Task requirements: All entries should be output exactly as they stand.

Provided information:
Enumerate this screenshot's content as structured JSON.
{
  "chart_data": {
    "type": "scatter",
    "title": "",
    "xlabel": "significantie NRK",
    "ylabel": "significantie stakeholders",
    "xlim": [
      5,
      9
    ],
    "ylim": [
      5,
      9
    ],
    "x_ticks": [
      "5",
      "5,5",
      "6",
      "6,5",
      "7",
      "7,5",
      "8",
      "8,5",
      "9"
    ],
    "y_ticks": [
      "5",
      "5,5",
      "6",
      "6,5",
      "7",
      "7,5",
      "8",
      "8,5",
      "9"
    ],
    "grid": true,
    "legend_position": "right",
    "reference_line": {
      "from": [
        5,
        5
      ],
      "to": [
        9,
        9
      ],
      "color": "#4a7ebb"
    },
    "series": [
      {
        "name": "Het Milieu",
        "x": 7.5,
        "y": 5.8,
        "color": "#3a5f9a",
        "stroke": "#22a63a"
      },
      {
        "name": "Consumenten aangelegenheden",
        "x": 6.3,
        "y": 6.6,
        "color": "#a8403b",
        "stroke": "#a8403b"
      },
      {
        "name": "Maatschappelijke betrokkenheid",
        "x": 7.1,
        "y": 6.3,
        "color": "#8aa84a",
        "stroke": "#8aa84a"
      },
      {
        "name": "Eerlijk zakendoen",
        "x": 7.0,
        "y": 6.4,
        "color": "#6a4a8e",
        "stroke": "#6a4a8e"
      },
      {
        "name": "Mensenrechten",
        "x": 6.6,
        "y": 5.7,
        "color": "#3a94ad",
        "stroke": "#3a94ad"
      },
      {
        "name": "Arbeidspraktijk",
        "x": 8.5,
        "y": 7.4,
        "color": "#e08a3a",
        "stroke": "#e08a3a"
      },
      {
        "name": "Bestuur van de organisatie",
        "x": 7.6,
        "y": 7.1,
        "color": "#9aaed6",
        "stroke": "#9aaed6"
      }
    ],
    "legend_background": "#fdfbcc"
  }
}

Reply to the task:
Enumerate this screenshot's content as structured JSON.
{
  "chart_data": {
    "type": "scatter",
    "title": "",
    "xlabel": "significantie NRK",
    "ylabel": "significantie stakeholders",
    "xlim": [
      5,
      9
    ],
    "ylim": [
      5,
      9
    ],
    "x_ticks": [
      "5",
      "5,5",
      "6",
      "6,5",
      "7",
      "7,5",
      "8",
      "8,5",
      "9"
    ],
    "y_ticks": [
      "5",
      "5,5",
      "6",
      "6,5",
      "7",
      "7,5",
      "8",
      "8,5",
      "9"
    ],
    "grid": true,
    "legend_position": "right",
    "reference_line": {
      "from": [
        5,
        5
      ],
      "to": [
        9,
        9
      ],
      "color": "#4a7ebb"
    },
    "series": [
      {
        "name": "Het Milieu",
        "x": 7.5,
        "y": 5.8,
        "color": "#3a5f9a",
        "stroke": "#22a63a"
      },
      {
        "name": "Consumenten aangelegenheden",
        "x": 6.3,
        "y": 6.6,
        "color": "#a8403b",
        "stroke": "#a8403b"
      },
      {
        "name": "Maatschappelijke betrokkenheid",
        "x": 7.1,
        "y": 6.3,
        "color": "#8aa84a",
        "stroke": "#8aa84a"
      },
      {
        "name": "Eerlijk zakendoen",
        "x": 7.0,
        "y": 6.4,
        "color": "#6a4a8e",
        "stroke": "#6a4a8e"
      },
      {
        "name": "Mensenrechten",
        "x": 6.6,
        "y": 5.7,
        "color": "#3a94ad",
        "stroke": "#3a94ad"
      },
      {
        "name": "Arbeidspraktijk",
        "x": 8.5,
        "y": 7.4,
        "color": "#e08a3a",
        "stroke": "#e08a3a"
      },
      {
        "name": "Bestuur van de organisatie",
        "x": 7.6,
        "y": 7.1,
        "color": "#9aaed6",
        "stroke": "#9aaed6"
      }
    ],
    "legend_background": "#fdfbcc"
  }
}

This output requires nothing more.